From the code in the PEP 639 forum post, list every pattern that the docstring passes to find_pattern as an example.

> _Source extract_:
====================

PEP 639, Round 3: Improving license clarity with better package metadata

Could we please have documented somewhere a reference implementation in Python for the glob part that complies with the mandatory requirements of the PEP? (maybe an attachment? Or something in the PyPA docs?)

I feel that we departed from the original intention of “let’s document whatever stdlib’s glob do, so that we can implement it in other languages” to something that require a lot more validations which are not implemented by the stdlib itself.

We received something similar to the following in a contribution to setuptools: Validate license-files glob patterns by cdce8p · Pull Request #4841 · pypa/setuptools · GitHub (thanks @cdce8p)[1]

import os
import re
from glob import glob


def find_pattern(pattern: str) -> list[str]:
    """
    >>> find_pattern("/LICENSE.MIT")
    Traceback (most recent call last):
    ...
    ValueError: Pattern '/LICENSE.MIT' should be relative...
    >>> find_pattern("../LICENSE.MIT")
    Traceback (most recent call last):
    ...
    ValueError: Pattern '../LICENSE.MIT' cannot contain '..'...
    >>> find_pattern("LICEN{CSE*")
    Traceback (most recent call last):
    ...
    ValueError: Pattern 'LICEN{CSE*' contains invalid characters...
    """
    if ".." in pattern:
        raise ValueError(f"Pattern {pattern!r} cannot contain '..'")
    if pattern.startswith((os.sep, "/")) or ":\\" in pattern:
        raise ValueError(
            f"Pattern {pattern!r} should be relative and must not start with '/'"
        )
    if re.match(r'^[\w\-\.\/\*\?\[\]]+$', pattern) is None:
        raise ValueError(
            f"Pattern '{pattern}' contains invalid characters. "
            "https://packaging.python.org/en/latest/specifications/pyproject-toml/#license-files"
        )
    found = glob(pattern, recursive=True)
    if not found:
        raise ValueError(f"Pattern '{pattern}' did not match any files.")
    return found

Is it enough/complete/correct? (at first glance I would say yes by looking at the text of the PEP, but I would like a second opinion)


  1. the example code is a modification of the original contribution ↩︎

====================

> _Entries_:

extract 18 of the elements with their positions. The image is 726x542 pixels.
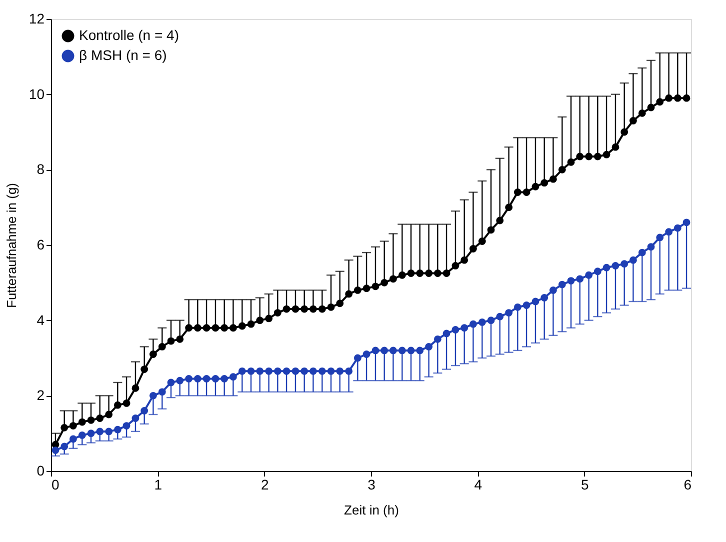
y-tick-label: 4 [36,312,45,328]
x-tick-label: 4 [474,476,482,492]
x-tick-label: 6 [684,476,692,492]
legend-label: β MSH (n = 6) [79,47,167,63]
x-axis-title: Zeit in (h) [344,502,399,518]
y-tick-label: 2 [36,387,45,404]
y-tick-label: 12 [28,10,45,26]
x-tick-label: 3 [368,476,376,492]
legend-label: Kontrolle (n = 4) [79,27,179,43]
x-tick-label: 2 [260,476,269,492]
y-tick-label: 0 [36,462,45,478]
y-axis-title: Futteraufnahme in (g) [4,182,19,308]
y-tick-label: 8 [36,161,45,178]
x-tick-label: 0 [52,476,60,492]
x-tick-label: 1 [154,476,162,492]
y-tick-label: 10 [28,86,45,102]
y-tick-label: 6 [36,236,45,252]
x-tick-label: 5 [580,476,589,492]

====================

> _Reply to the task_:
- "/LICENSE.MIT"
- "../LICENSE.MIT"
- "LICEN{CSE*"